═══ MATERIAL PROVIDED ═══

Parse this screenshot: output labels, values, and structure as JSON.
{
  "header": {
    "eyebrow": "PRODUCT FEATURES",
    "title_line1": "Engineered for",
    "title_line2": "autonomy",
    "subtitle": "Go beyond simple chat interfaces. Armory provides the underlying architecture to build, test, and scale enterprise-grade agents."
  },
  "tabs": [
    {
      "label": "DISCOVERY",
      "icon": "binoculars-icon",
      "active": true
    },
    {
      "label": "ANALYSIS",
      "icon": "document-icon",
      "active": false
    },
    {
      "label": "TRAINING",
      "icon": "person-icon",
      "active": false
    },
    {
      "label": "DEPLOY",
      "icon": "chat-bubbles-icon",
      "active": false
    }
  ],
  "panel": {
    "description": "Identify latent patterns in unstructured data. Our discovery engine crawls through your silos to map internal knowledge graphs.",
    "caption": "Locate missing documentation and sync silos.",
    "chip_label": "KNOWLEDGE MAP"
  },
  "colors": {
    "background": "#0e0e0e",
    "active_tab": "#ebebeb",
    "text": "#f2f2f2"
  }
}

═══
═══ MATERIAL PROVIDED ═══

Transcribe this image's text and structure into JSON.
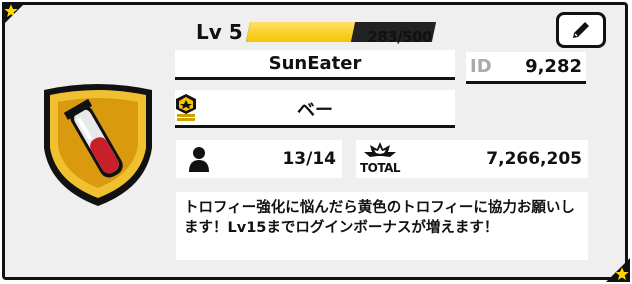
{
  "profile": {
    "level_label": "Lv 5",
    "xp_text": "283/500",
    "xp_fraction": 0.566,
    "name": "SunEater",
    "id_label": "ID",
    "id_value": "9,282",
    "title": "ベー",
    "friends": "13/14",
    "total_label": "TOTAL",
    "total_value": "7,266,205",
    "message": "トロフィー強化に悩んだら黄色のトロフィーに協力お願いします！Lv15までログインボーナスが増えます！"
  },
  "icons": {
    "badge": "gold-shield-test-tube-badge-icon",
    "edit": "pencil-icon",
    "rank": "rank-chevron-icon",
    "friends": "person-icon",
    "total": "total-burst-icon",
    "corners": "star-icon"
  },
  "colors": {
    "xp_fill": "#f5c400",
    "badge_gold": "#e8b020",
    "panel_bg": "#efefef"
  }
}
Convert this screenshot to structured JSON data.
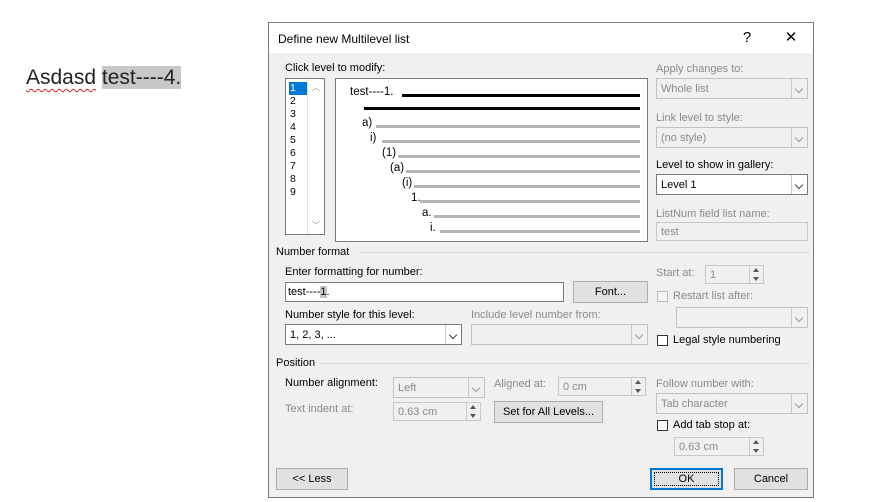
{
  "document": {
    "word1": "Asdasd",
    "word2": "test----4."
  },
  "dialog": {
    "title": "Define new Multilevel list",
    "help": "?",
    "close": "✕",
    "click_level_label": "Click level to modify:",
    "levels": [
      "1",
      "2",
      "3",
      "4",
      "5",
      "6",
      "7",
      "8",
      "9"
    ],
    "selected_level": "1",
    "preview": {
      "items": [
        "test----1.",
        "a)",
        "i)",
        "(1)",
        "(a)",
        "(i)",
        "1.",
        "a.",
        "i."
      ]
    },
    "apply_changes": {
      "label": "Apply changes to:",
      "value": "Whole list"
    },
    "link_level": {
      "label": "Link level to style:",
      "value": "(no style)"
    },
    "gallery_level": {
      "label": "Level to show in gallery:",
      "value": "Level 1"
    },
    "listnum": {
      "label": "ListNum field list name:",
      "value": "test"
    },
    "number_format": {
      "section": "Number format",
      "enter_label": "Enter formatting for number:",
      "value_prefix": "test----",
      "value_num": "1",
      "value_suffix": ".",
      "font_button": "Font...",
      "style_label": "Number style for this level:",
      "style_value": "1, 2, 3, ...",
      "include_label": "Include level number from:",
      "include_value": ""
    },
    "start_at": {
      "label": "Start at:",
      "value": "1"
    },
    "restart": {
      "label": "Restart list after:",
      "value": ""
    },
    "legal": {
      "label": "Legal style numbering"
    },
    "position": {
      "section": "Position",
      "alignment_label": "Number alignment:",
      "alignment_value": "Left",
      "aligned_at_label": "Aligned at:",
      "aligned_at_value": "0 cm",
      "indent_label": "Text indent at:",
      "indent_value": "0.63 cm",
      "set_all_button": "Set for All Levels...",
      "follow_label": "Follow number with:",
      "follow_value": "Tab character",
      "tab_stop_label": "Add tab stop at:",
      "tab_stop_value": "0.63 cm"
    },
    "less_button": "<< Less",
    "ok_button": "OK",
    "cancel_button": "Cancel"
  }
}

═══

WHAT IS REQUIRED ::
Tally the lines in the entries above that hold the word "silos". Reply with nothing but that count.

FULL ANSWER ::
2